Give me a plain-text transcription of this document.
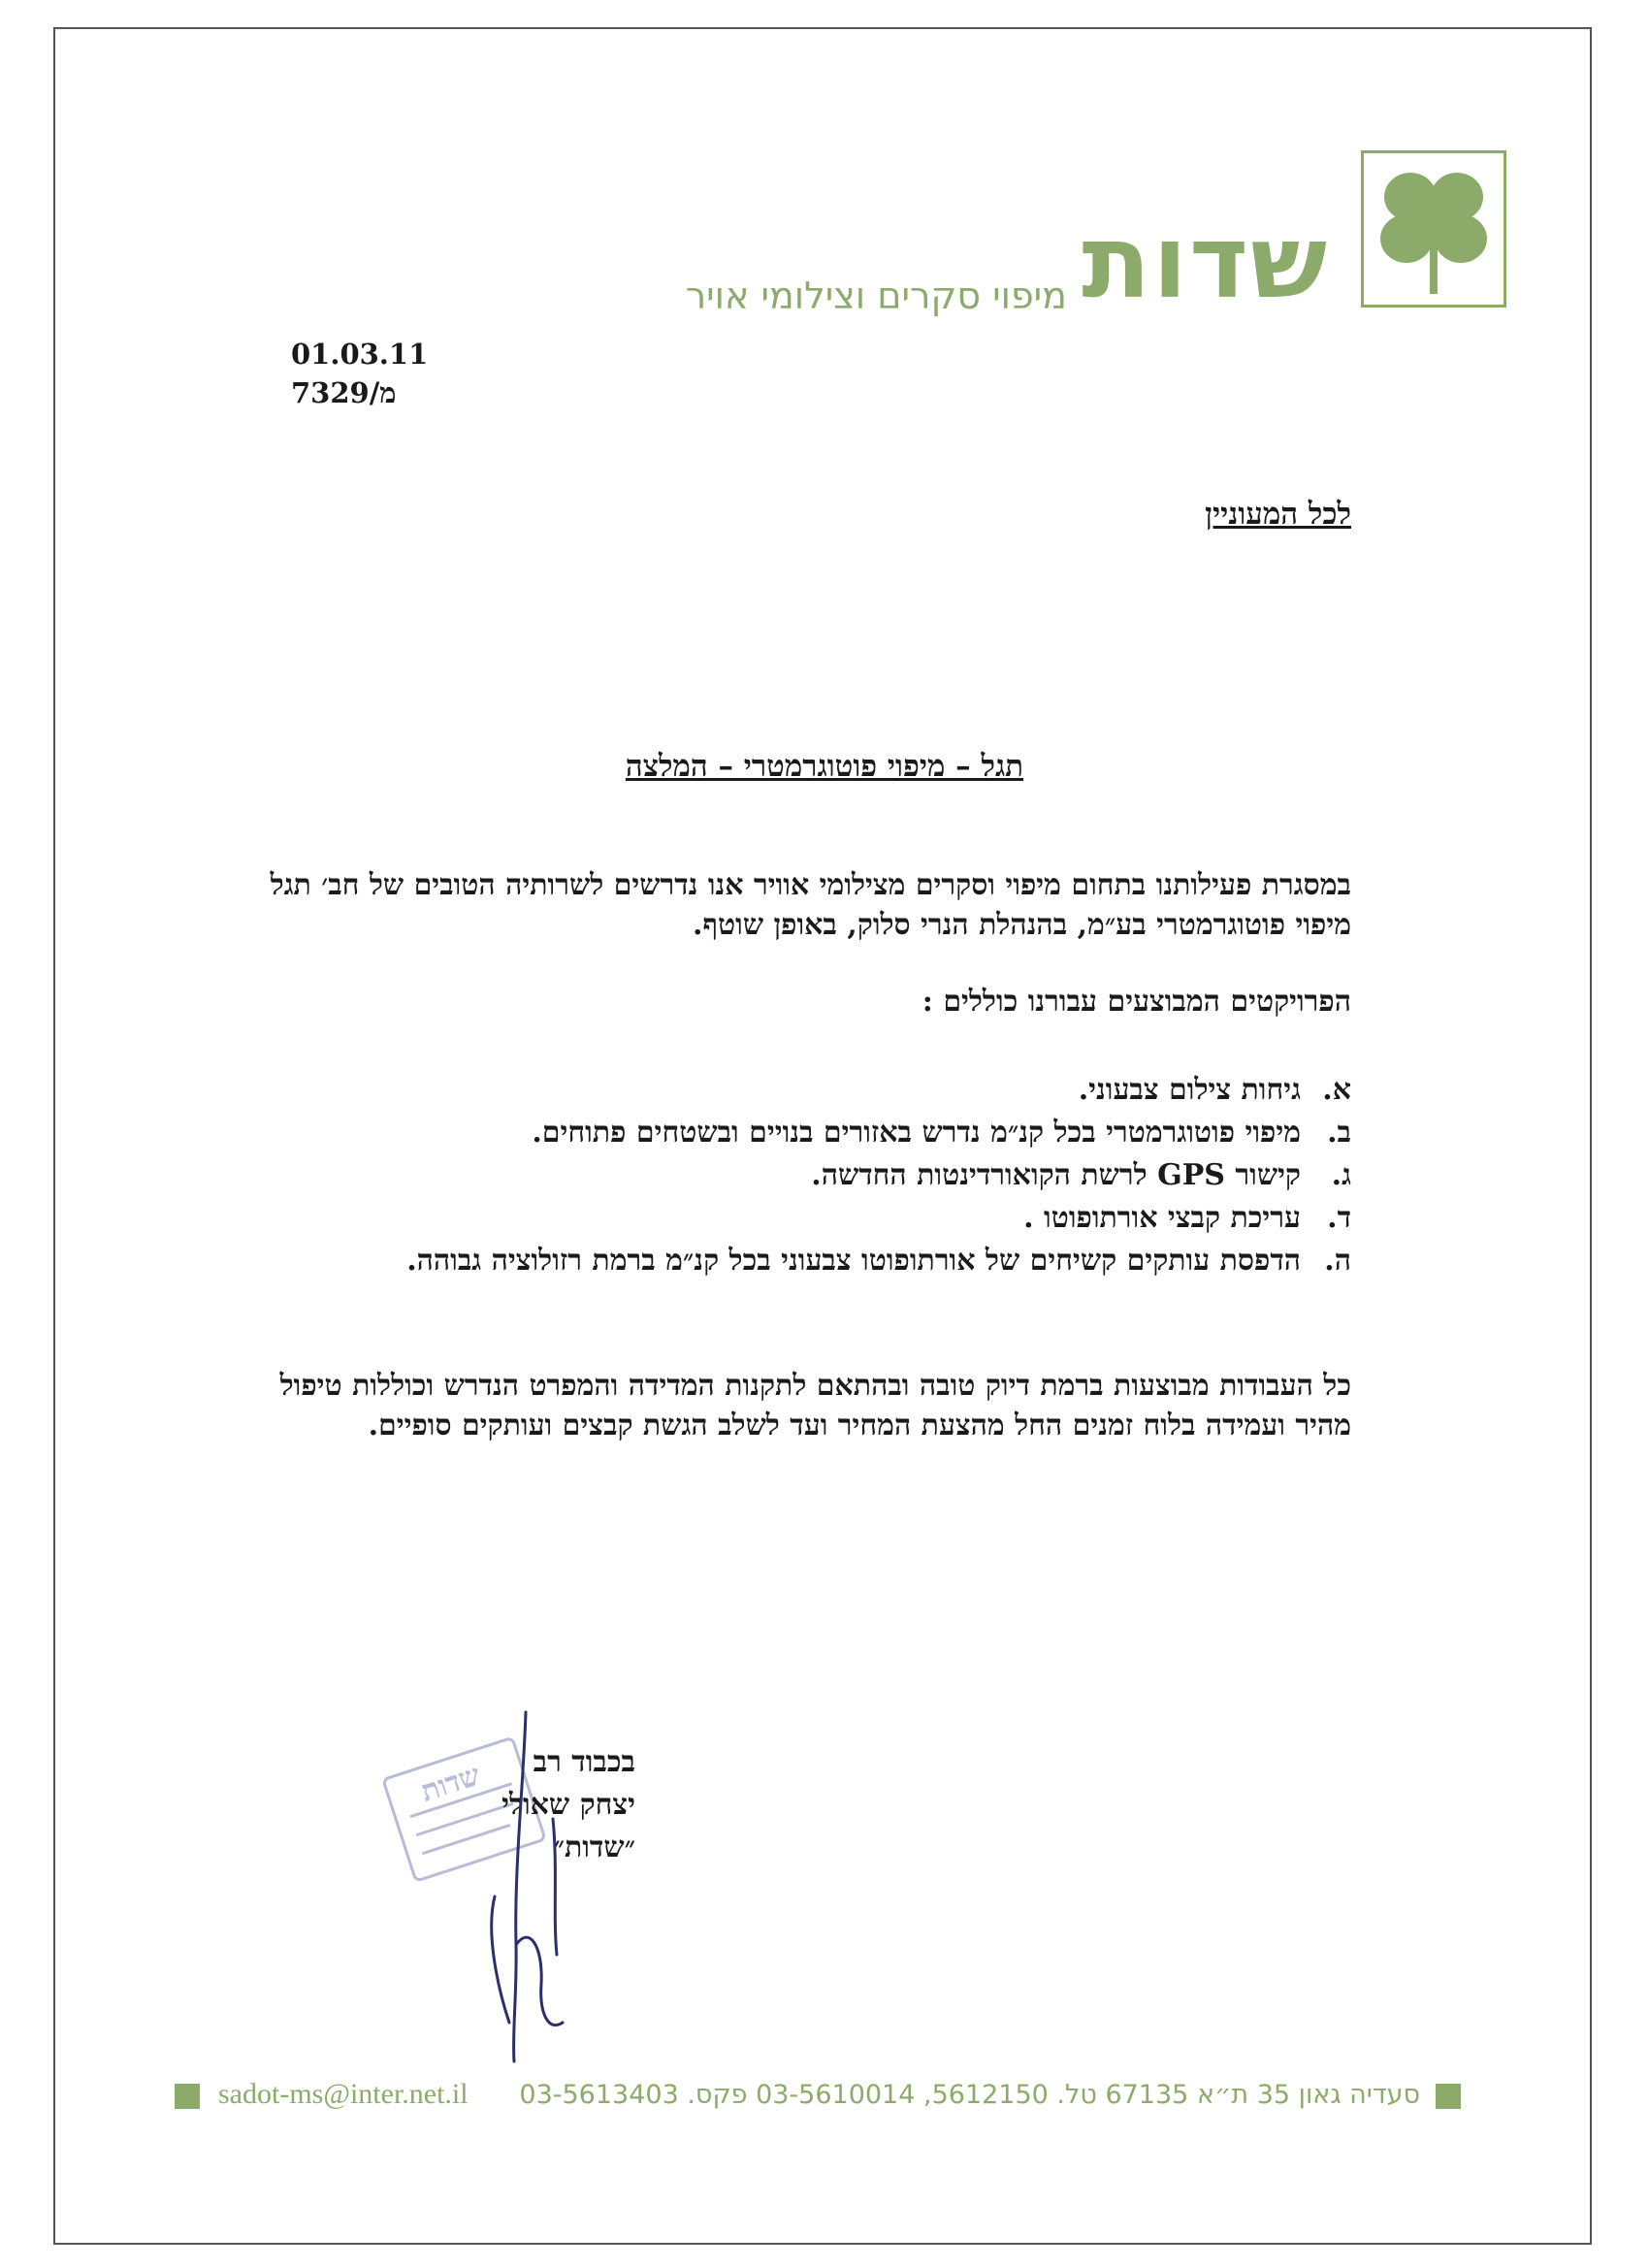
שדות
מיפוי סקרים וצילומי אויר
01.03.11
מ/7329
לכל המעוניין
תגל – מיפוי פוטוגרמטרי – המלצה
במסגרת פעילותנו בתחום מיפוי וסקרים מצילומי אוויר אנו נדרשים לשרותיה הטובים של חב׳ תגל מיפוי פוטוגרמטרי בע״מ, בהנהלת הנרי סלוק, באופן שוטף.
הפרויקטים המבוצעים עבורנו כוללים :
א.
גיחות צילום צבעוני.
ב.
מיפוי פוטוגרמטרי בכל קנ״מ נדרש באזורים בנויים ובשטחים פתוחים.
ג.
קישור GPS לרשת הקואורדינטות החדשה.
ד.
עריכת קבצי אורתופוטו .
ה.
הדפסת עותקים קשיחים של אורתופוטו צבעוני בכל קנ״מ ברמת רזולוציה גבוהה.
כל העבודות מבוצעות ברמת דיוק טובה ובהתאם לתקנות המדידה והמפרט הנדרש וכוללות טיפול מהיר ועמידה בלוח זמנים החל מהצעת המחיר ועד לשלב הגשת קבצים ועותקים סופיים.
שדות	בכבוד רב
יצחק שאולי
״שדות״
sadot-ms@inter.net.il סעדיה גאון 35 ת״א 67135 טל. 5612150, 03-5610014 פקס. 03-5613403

------------------------------------

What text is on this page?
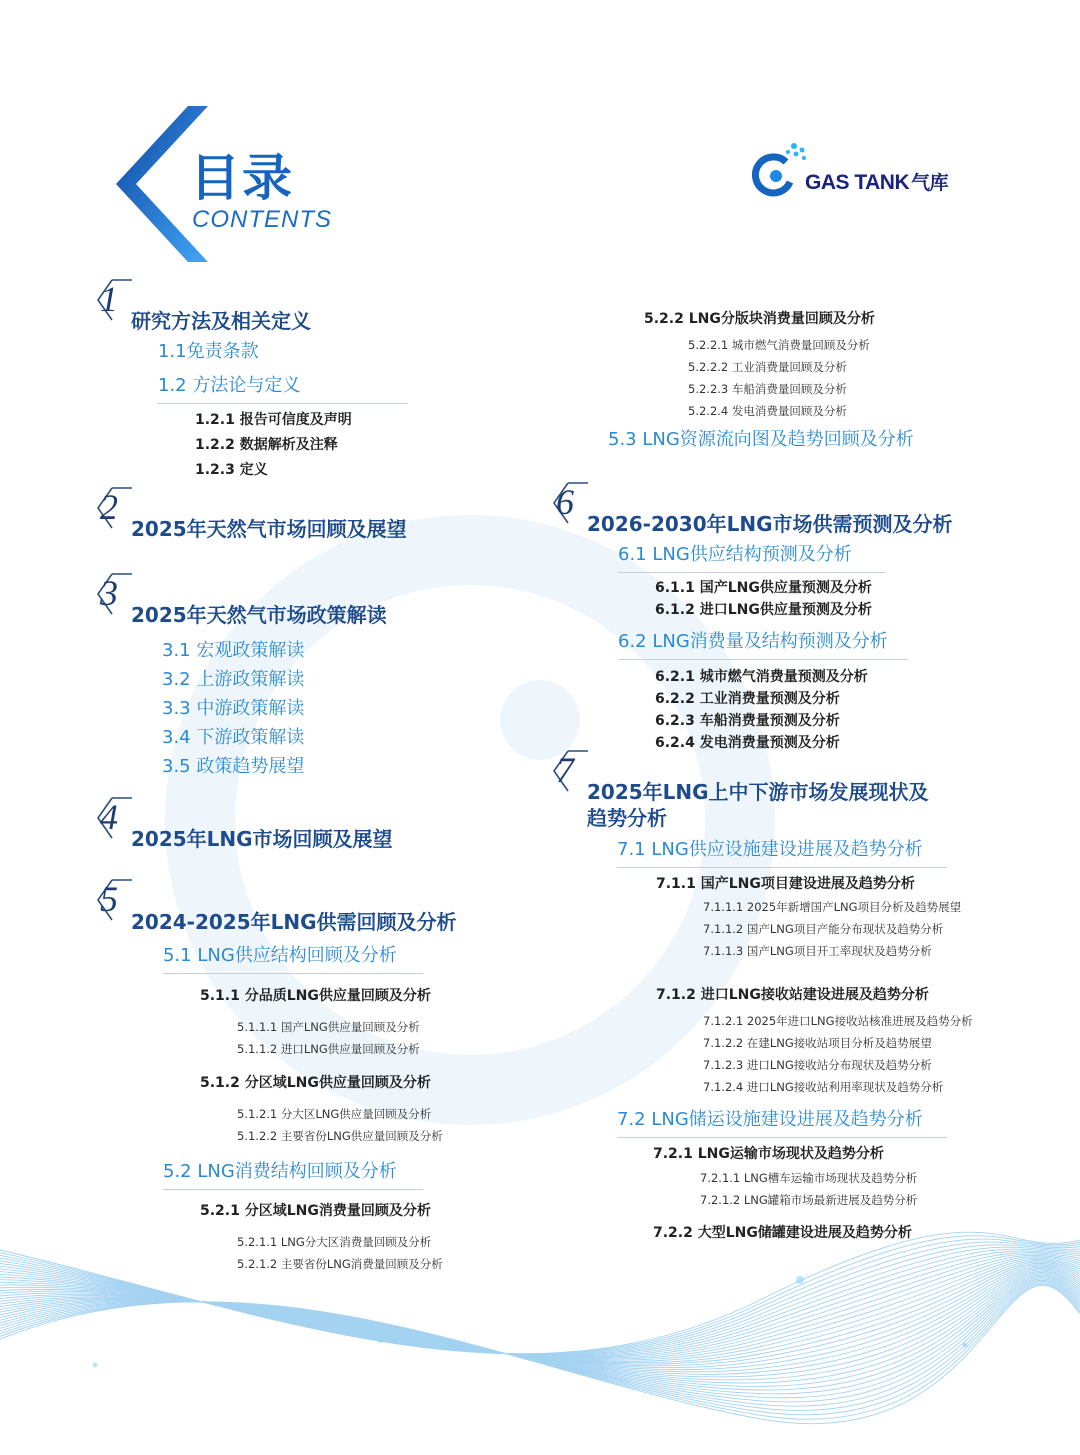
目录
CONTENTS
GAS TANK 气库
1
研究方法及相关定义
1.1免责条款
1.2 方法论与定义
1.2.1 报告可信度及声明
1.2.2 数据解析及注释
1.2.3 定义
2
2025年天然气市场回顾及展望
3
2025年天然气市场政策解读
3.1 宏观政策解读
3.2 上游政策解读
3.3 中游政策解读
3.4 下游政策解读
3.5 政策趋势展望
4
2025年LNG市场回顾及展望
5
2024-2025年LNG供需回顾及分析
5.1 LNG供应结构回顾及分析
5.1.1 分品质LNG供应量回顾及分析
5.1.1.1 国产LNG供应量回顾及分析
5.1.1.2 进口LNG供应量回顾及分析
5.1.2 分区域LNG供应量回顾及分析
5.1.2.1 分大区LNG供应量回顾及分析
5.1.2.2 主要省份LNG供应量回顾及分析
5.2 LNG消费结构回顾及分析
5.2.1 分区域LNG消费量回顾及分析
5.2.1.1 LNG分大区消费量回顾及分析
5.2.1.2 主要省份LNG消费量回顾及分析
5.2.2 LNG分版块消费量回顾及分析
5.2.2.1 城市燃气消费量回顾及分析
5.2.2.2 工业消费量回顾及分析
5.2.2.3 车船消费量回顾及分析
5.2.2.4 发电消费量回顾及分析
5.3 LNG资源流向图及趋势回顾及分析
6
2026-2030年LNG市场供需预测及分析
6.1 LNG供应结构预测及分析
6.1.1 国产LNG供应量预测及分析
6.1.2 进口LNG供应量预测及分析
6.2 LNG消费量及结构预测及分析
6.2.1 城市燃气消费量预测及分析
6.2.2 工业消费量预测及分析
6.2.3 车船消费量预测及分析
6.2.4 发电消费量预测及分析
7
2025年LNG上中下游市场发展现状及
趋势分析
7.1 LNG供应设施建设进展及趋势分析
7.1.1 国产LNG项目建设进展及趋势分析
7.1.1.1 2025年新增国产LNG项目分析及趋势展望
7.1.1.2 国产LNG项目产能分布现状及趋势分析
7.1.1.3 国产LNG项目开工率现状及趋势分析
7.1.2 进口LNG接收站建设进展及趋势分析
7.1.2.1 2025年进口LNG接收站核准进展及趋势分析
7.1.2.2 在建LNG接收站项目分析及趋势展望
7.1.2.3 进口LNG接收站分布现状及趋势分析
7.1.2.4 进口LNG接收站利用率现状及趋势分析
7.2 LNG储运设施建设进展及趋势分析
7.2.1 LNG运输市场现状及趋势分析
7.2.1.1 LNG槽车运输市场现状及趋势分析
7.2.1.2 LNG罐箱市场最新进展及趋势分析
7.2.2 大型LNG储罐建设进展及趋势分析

------------------------------------

> [Exercise instructions] Check each line above for the string "צבעוני" and show the ones that have it.

> [Answer]
גיחות צילום צבעוני.
הדפסת עותקים קשיחים של אורתופוטו צבעוני בכל קנ״מ ברמת רזולוציה גבוהה.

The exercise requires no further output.